▸ WORK INSTRUCTIONS:
Go through the records below line by line. Count the lines with "this" and give the count alone.
─── THE RECORDS ───
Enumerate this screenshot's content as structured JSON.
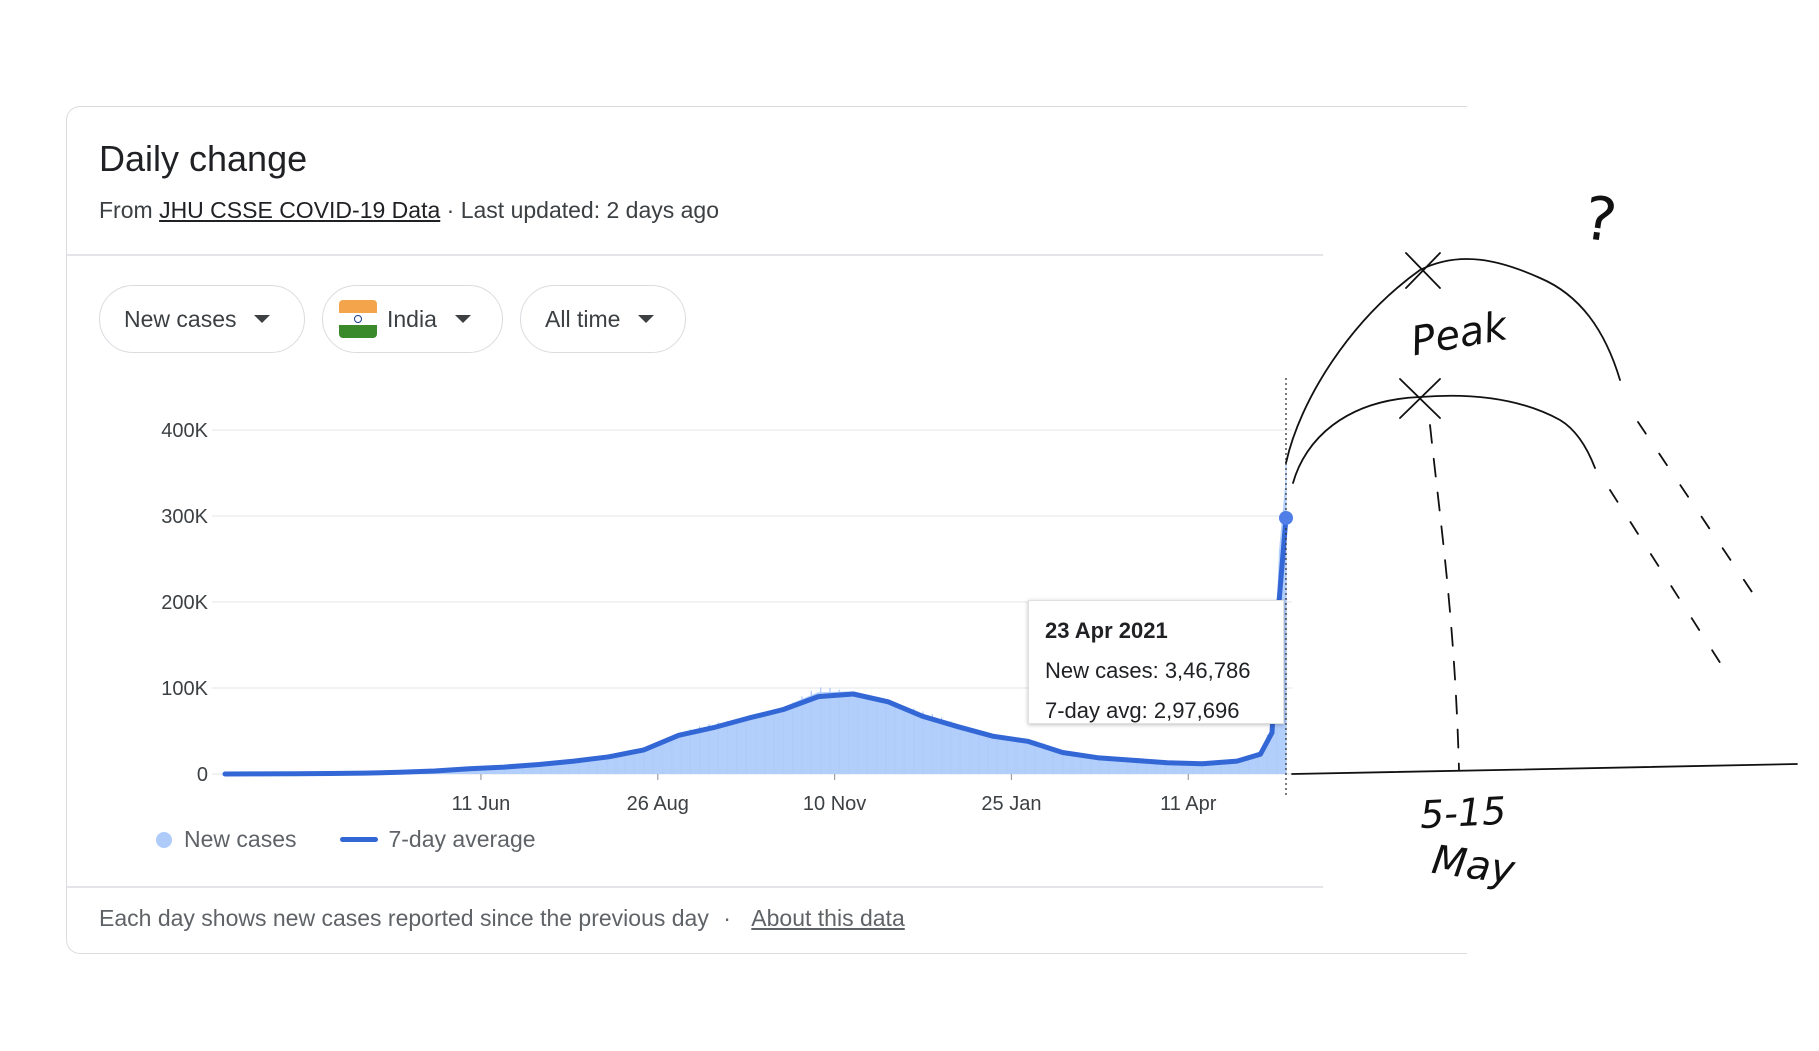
{
  "header": {
    "title": "Daily change",
    "source_prefix": "From",
    "source_link": "JHU CSSE COVID-19 Data",
    "updated": "· Last updated: 2 days ago"
  },
  "filters": {
    "metric": "New cases",
    "country": "India",
    "range": "All time"
  },
  "colors": {
    "bars": "#aecbfa",
    "line": "#3367d6",
    "grid": "#e8eaed",
    "flag_saffron": "#f4a44a",
    "flag_green": "#3a8a2c"
  },
  "tooltip": {
    "date": "23 Apr 2021",
    "new_cases": "New cases: 3,46,786",
    "avg": "7-day avg: 2,97,696"
  },
  "legend": {
    "bars": "New cases",
    "line": "7-day average"
  },
  "footer": {
    "note": "Each day shows new cases reported since the previous day",
    "separator": "·",
    "link": "About this data"
  },
  "annotations": {
    "question": "?",
    "peak": "Peak",
    "range": "5-15",
    "month": "May"
  },
  "chart_data": {
    "type": "line",
    "title": "",
    "xlabel": "",
    "ylabel": "",
    "x_tick_labels": [
      "11 Jun",
      "26 Aug",
      "10 Nov",
      "25 Jan",
      "11 Apr"
    ],
    "y_tick_labels": [
      "0",
      "100K",
      "200K",
      "300K",
      "400K"
    ],
    "y_ticks": [
      0,
      100000,
      200000,
      300000,
      400000
    ],
    "ylim": [
      0,
      400000
    ],
    "x_days": [
      0,
      15,
      30,
      45,
      60,
      75,
      90,
      105,
      120,
      135,
      150,
      165,
      180,
      195,
      210,
      225,
      240,
      255,
      270,
      285,
      300,
      315,
      330,
      345,
      360,
      375,
      390,
      405,
      420,
      435,
      445,
      450,
      453,
      456
    ],
    "x_tick_days": [
      110,
      186,
      262,
      338,
      414
    ],
    "series": [
      {
        "name": "7-day average",
        "values": [
          0,
          100,
          300,
          600,
          1000,
          2000,
          3500,
          6000,
          8000,
          11000,
          15000,
          20000,
          28000,
          45000,
          54000,
          65000,
          75000,
          90000,
          93000,
          84000,
          67000,
          55000,
          44000,
          38000,
          25000,
          19000,
          16000,
          13000,
          12000,
          15000,
          23000,
          48000,
          200000,
          298000
        ]
      },
      {
        "name": "New cases",
        "values": [
          0,
          120,
          350,
          650,
          1100,
          2100,
          3700,
          6200,
          8500,
          11500,
          16000,
          21000,
          29000,
          47000,
          56000,
          67000,
          78000,
          95000,
          96000,
          87000,
          69000,
          57000,
          46000,
          40000,
          26000,
          20000,
          17000,
          14000,
          13000,
          16000,
          25000,
          55000,
          260000,
          346786
        ]
      }
    ],
    "legend_position": "bottom-left",
    "grid": true,
    "highlight": {
      "day": 456,
      "date": "23 Apr 2021",
      "new_cases": 346786,
      "avg": 297696
    }
  }
}
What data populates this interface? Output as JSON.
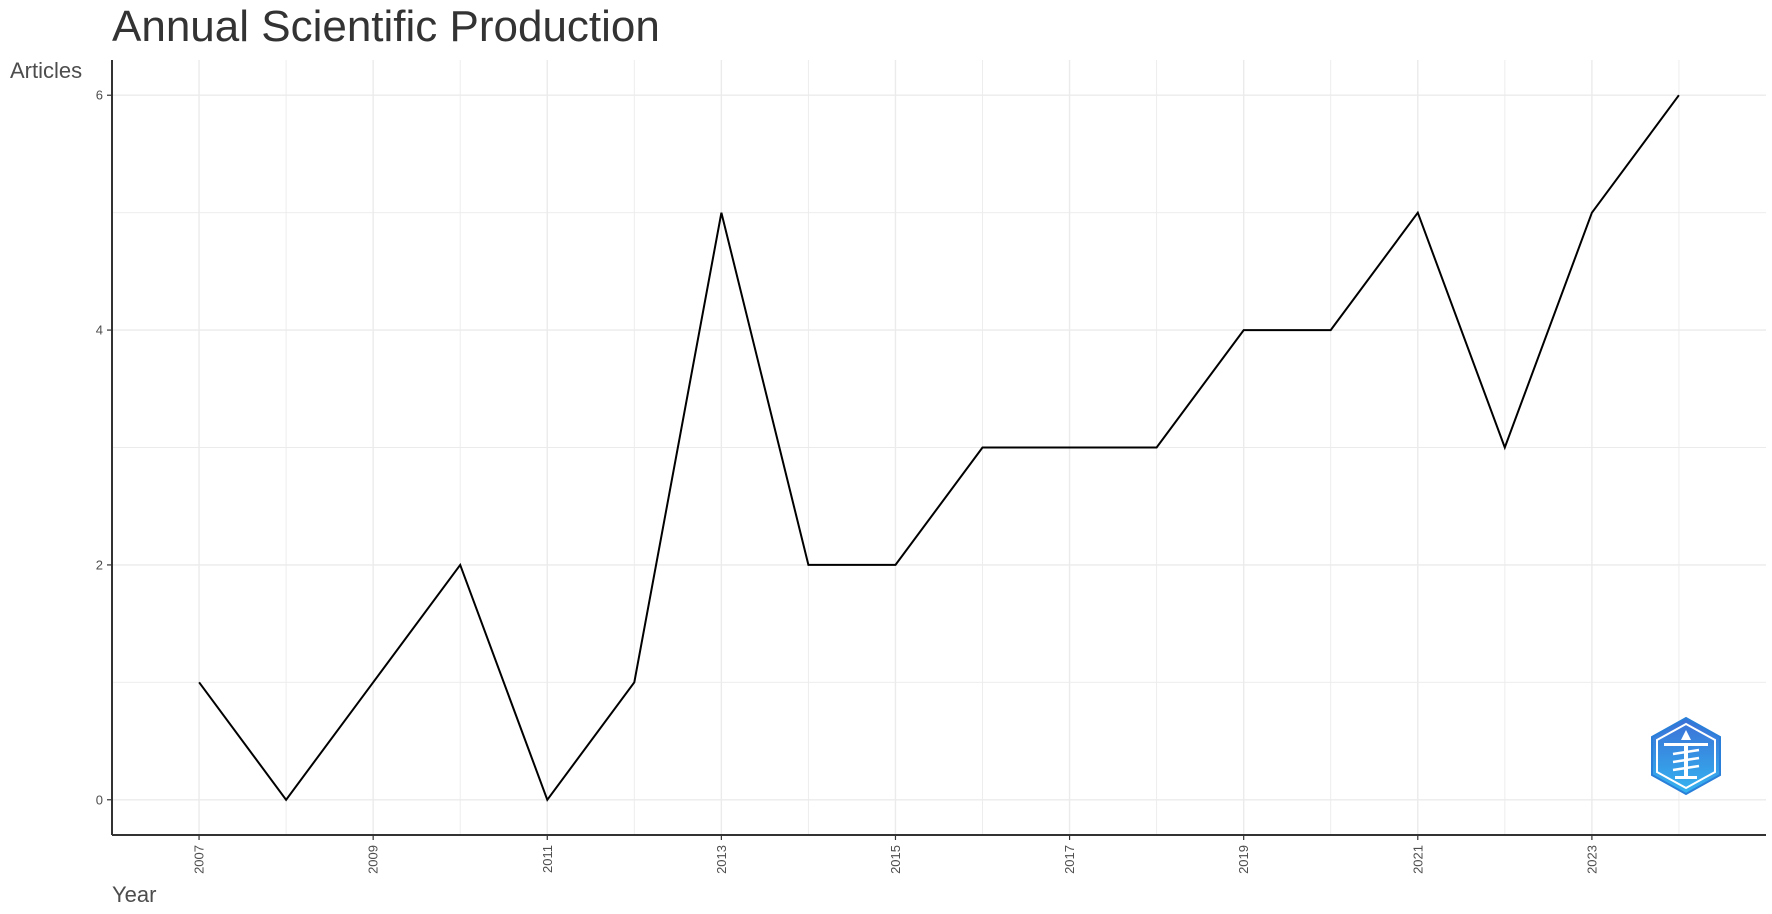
{
  "chart_data": {
    "type": "line",
    "title": "Annual Scientific Production",
    "xlabel": "Year",
    "ylabel": "Articles",
    "x": [
      2007,
      2008,
      2009,
      2010,
      2011,
      2012,
      2013,
      2014,
      2015,
      2016,
      2017,
      2018,
      2019,
      2020,
      2021,
      2022,
      2023,
      2024
    ],
    "series": [
      {
        "values": [
          1,
          0,
          1,
          2,
          0,
          1,
          5,
          2,
          2,
          3,
          3,
          3,
          4,
          4,
          5,
          3,
          5,
          6
        ]
      }
    ],
    "xlim": [
      2006,
      2025
    ],
    "ylim": [
      -0.3,
      6.3
    ],
    "x_ticks": [
      "2007",
      "2009",
      "2011",
      "2013",
      "2015",
      "2017",
      "2019",
      "2021",
      "2023"
    ],
    "y_ticks": [
      "0",
      "2",
      "4",
      "6"
    ],
    "grid": true,
    "line_color": "#000000",
    "grid_color": "#ebebeb"
  },
  "logo": {
    "icon": "bibliometrix-hexagon-icon",
    "color": "#2f8fe0"
  }
}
───
▸ EXERCISE OUTPUT:
3